Items listed in a dataset —
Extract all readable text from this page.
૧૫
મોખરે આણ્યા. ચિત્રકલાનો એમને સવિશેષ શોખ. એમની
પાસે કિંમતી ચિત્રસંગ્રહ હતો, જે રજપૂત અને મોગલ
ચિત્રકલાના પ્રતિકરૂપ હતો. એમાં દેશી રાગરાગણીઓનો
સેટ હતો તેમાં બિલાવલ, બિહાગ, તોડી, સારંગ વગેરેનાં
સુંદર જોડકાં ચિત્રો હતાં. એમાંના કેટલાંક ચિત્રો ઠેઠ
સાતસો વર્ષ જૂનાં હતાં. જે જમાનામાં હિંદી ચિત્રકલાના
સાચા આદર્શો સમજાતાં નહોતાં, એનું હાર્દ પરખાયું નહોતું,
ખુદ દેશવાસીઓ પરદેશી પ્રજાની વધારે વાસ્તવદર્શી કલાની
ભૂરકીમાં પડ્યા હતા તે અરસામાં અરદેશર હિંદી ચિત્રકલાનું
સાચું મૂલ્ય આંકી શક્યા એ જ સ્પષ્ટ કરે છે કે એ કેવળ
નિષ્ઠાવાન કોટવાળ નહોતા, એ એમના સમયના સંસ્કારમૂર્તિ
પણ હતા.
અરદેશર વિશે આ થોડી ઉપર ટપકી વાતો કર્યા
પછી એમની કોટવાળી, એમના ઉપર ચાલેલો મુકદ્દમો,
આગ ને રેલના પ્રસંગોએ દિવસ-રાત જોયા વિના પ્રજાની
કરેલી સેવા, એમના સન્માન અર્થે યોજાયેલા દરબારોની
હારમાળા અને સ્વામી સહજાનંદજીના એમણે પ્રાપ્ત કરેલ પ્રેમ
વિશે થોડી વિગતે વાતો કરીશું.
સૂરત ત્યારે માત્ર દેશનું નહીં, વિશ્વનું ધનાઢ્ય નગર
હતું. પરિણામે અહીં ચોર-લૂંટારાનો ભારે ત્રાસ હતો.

Exercise instructions — Restate all of the entries above precisely.

Written response —
Extract all readable text from this page.
૧૫
મોખરે આણ્યા. ચિત્રકલાનો એમને સવિશેષ શોખ. એમની
પાસે કિંમતી ચિત્રસંગ્રહ હતો, જે રજપૂત અને મોગલ
ચિત્રકલાના પ્રતિકરૂપ હતો. એમાં દેશી રાગરાગણીઓનો
સેટ હતો તેમાં બિલાવલ, બિહાગ, તોડી, સારંગ વગેરેનાં
સુંદર જોડકાં ચિત્રો હતાં. એમાંના કેટલાંક ચિત્રો ઠેઠ
સાતસો વર્ષ જૂનાં હતાં. જે જમાનામાં હિંદી ચિત્રકલાના
સાચા આદર્શો સમજાતાં નહોતાં, એનું હાર્દ પરખાયું નહોતું,
ખુદ દેશવાસીઓ પરદેશી પ્રજાની વધારે વાસ્તવદર્શી કલાની
ભૂરકીમાં પડ્યા હતા તે અરસામાં અરદેશર હિંદી ચિત્રકલાનું
સાચું મૂલ્ય આંકી શક્યા એ જ સ્પષ્ટ કરે છે કે એ કેવળ
નિષ્ઠાવાન કોટવાળ નહોતા, એ એમના સમયના સંસ્કારમૂર્તિ
પણ હતા.
અરદેશર વિશે આ થોડી ઉપર ટપકી વાતો કર્યા
પછી એમની કોટવાળી, એમના ઉપર ચાલેલો મુકદ્દમો,
આગ ને રેલના પ્રસંગોએ દિવસ-રાત જોયા વિના પ્રજાની
કરેલી સેવા, એમના સન્માન અર્થે યોજાયેલા દરબારોની
હારમાળા અને સ્વામી સહજાનંદજીના એમણે પ્રાપ્ત કરેલ પ્રેમ
વિશે થોડી વિગતે વાતો કરીશું.
સૂરત ત્યારે માત્ર દેશનું નહીં, વિશ્વનું ધનાઢ્ય નગર
હતું. પરિણામે અહીં ચોર-લૂંટારાનો ભારે ત્રાસ હતો.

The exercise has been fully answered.